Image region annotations
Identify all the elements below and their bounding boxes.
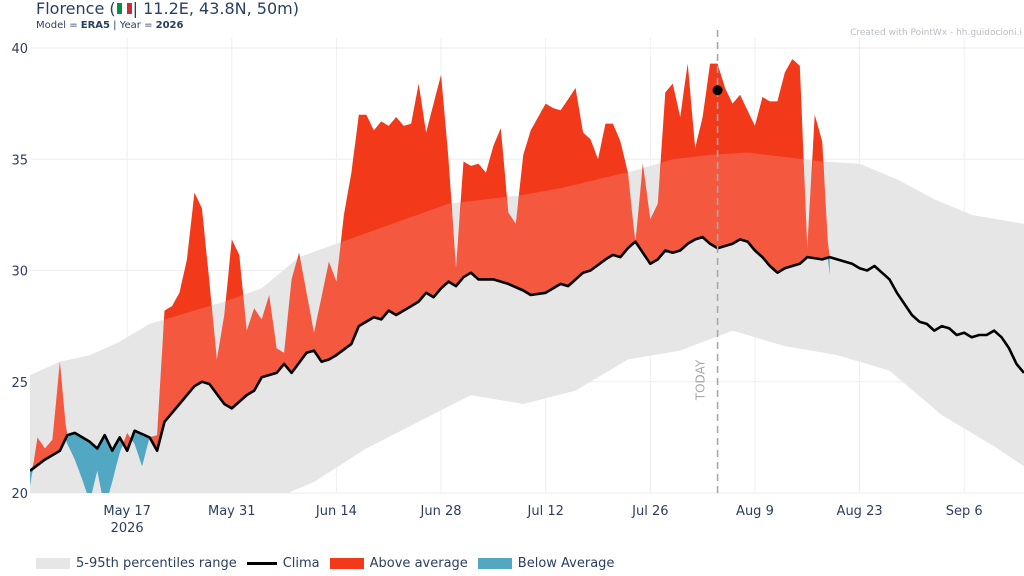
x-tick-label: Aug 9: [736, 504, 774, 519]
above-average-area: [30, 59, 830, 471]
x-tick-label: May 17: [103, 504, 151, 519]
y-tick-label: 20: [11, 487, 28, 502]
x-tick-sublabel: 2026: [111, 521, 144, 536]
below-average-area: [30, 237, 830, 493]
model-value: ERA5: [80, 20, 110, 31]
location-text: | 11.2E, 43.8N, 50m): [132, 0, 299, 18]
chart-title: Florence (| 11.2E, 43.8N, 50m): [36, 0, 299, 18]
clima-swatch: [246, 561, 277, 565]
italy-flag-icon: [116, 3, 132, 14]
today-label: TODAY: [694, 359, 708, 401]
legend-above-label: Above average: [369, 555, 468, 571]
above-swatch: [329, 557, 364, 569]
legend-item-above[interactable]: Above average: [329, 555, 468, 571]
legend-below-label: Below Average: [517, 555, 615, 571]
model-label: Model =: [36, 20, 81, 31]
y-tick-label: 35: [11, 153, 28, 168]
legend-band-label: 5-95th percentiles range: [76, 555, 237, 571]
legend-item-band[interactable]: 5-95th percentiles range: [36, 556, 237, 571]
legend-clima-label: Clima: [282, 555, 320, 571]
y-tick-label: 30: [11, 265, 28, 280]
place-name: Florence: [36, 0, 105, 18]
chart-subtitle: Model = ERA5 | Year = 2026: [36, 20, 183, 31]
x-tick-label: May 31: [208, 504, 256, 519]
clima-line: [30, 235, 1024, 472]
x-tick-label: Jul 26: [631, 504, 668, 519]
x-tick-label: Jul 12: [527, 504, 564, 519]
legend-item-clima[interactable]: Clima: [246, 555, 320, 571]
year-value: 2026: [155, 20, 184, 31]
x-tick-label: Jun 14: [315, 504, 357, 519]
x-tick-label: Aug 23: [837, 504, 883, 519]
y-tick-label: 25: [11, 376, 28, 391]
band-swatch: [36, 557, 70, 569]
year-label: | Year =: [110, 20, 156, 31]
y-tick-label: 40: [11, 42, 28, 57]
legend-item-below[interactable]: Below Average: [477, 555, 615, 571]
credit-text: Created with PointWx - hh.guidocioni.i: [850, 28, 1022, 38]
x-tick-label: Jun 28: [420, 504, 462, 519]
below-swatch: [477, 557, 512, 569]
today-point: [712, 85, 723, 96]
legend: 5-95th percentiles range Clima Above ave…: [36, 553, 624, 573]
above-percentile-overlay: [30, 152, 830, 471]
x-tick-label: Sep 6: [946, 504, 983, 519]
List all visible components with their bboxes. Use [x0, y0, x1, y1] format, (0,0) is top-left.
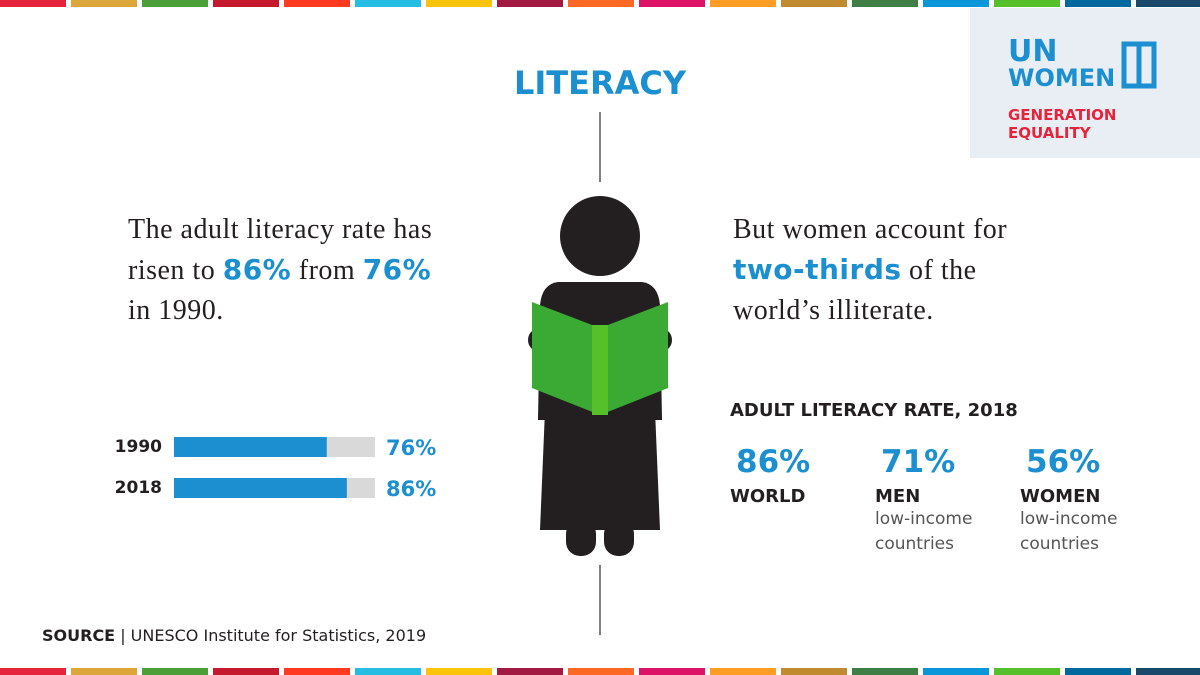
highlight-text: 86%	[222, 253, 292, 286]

* What you need to do: Write out every one of the lines above again word for word, leaving out the pictures.

* Answer to the exercise:
Identify all the elements below and their bounding boxes.
x-tick-label: Aug 9: [736, 504, 774, 519]
above-average-area: [30, 59, 830, 471]
x-tick-label: May 17: [103, 504, 151, 519]
y-tick-label: 20: [11, 487, 28, 502]
x-tick-sublabel: 2026: [111, 521, 144, 536]
below-average-area: [30, 237, 830, 493]
model-value: ERA5: [80, 20, 110, 31]
location-text: | 11.2E, 43.8N, 50m): [132, 0, 299, 18]
chart-title: Florence (| 11.2E, 43.8N, 50m): [36, 0, 299, 18]
clima-swatch: [246, 561, 277, 565]
italy-flag-icon: [116, 3, 132, 14]
today-label: TODAY: [694, 359, 708, 401]
legend-above-label: Above average: [369, 555, 468, 571]
above-swatch: [329, 557, 364, 569]
legend-item-above[interactable]: Above average: [329, 555, 468, 571]
legend-below-label: Below Average: [517, 555, 615, 571]
model-label: Model =: [36, 20, 81, 31]
y-tick-label: 35: [11, 153, 28, 168]
legend-band-label: 5-95th percentiles range: [76, 555, 237, 571]
legend-item-band[interactable]: 5-95th percentiles range: [36, 556, 237, 571]
legend-clima-label: Clima: [282, 555, 320, 571]
y-tick-label: 30: [11, 265, 28, 280]
place-name: Florence: [36, 0, 105, 18]
chart-subtitle: Model = ERA5 | Year = 2026: [36, 20, 183, 31]
x-tick-label: May 31: [208, 504, 256, 519]
clima-line: [30, 235, 1024, 472]
x-tick-label: Jul 26: [631, 504, 668, 519]
x-tick-label: Jul 12: [527, 504, 564, 519]
legend-item-clima[interactable]: Clima: [246, 555, 320, 571]
year-value: 2026: [155, 20, 184, 31]
x-tick-label: Jun 14: [315, 504, 357, 519]
x-tick-label: Aug 23: [837, 504, 883, 519]
y-tick-label: 25: [11, 376, 28, 391]
band-swatch: [36, 557, 70, 569]
year-label: | Year =: [110, 20, 156, 31]
y-tick-label: 40: [11, 42, 28, 57]
legend-item-below[interactable]: Below Average: [477, 555, 615, 571]
credit-text: Created with PointWx - hh.guidocioni.i: [850, 28, 1022, 38]
x-tick-label: Jun 28: [420, 504, 462, 519]
below-swatch: [477, 557, 512, 569]
today-point: [712, 85, 723, 96]
legend: 5-95th percentiles range Clima Above ave…: [36, 553, 624, 573]
above-percentile-overlay: [30, 152, 830, 471]
x-tick-label: Sep 6: [946, 504, 983, 519]
List all visible components with their bboxes. Use [x0, y0, x1, y1] format, (0,0) is top-left.
highlight-text: 86%	[222, 253, 292, 286]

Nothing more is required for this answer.